> [WHAT TO DO]:
Output every entry exactly as written.

══ GIVEN ENTRIES

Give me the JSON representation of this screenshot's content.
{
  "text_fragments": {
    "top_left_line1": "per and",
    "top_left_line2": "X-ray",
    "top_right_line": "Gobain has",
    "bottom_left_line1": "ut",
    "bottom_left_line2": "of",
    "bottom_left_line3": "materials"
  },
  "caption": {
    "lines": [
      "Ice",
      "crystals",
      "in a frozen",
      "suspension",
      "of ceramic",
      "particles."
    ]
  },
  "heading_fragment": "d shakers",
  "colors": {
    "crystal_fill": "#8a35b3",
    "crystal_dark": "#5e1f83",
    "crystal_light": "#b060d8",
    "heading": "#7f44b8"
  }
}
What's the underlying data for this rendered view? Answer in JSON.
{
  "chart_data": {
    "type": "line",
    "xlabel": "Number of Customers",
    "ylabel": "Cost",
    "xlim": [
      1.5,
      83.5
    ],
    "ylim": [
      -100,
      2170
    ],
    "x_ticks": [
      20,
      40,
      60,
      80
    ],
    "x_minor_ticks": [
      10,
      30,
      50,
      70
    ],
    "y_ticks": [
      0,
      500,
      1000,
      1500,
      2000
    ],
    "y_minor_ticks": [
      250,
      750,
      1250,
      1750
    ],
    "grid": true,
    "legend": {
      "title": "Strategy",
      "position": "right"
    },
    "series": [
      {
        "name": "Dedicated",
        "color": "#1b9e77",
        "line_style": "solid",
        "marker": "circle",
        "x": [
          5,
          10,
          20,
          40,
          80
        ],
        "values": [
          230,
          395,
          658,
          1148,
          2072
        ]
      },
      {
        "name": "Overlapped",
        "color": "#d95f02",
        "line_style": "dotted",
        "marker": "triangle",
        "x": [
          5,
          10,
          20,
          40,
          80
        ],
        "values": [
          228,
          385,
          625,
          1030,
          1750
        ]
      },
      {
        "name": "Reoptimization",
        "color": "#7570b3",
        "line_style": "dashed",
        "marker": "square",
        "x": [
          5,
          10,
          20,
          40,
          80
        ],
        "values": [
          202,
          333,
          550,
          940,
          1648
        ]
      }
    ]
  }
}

════

> [RESULT OF THIS TASK]:
Give me the JSON representation of this screenshot's content.
{
  "text_fragments": {
    "top_left_line1": "per and",
    "top_left_line2": "X-ray",
    "top_right_line": "Gobain has",
    "bottom_left_line1": "ut",
    "bottom_left_line2": "of",
    "bottom_left_line3": "materials"
  },
  "caption": {
    "lines": [
      "Ice",
      "crystals",
      "in a frozen",
      "suspension",
      "of ceramic",
      "particles."
    ]
  },
  "heading_fragment": "d shakers",
  "colors": {
    "crystal_fill": "#8a35b3",
    "crystal_dark": "#5e1f83",
    "crystal_light": "#b060d8",
    "heading": "#7f44b8"
  }
}
What's the underlying data for this rendered view? Answer in JSON.
{
  "chart_data": {
    "type": "line",
    "xlabel": "Number of Customers",
    "ylabel": "Cost",
    "xlim": [
      1.5,
      83.5
    ],
    "ylim": [
      -100,
      2170
    ],
    "x_ticks": [
      20,
      40,
      60,
      80
    ],
    "x_minor_ticks": [
      10,
      30,
      50,
      70
    ],
    "y_ticks": [
      0,
      500,
      1000,
      1500,
      2000
    ],
    "y_minor_ticks": [
      250,
      750,
      1250,
      1750
    ],
    "grid": true,
    "legend": {
      "title": "Strategy",
      "position": "right"
    },
    "series": [
      {
        "name": "Dedicated",
        "color": "#1b9e77",
        "line_style": "solid",
        "marker": "circle",
        "x": [
          5,
          10,
          20,
          40,
          80
        ],
        "values": [
          230,
          395,
          658,
          1148,
          2072
        ]
      },
      {
        "name": "Overlapped",
        "color": "#d95f02",
        "line_style": "dotted",
        "marker": "triangle",
        "x": [
          5,
          10,
          20,
          40,
          80
        ],
        "values": [
          228,
          385,
          625,
          1030,
          1750
        ]
      },
      {
        "name": "Reoptimization",
        "color": "#7570b3",
        "line_style": "dashed",
        "marker": "square",
        "x": [
          5,
          10,
          20,
          40,
          80
        ],
        "values": [
          202,
          333,
          550,
          940,
          1648
        ]
      }
    ]
  }
}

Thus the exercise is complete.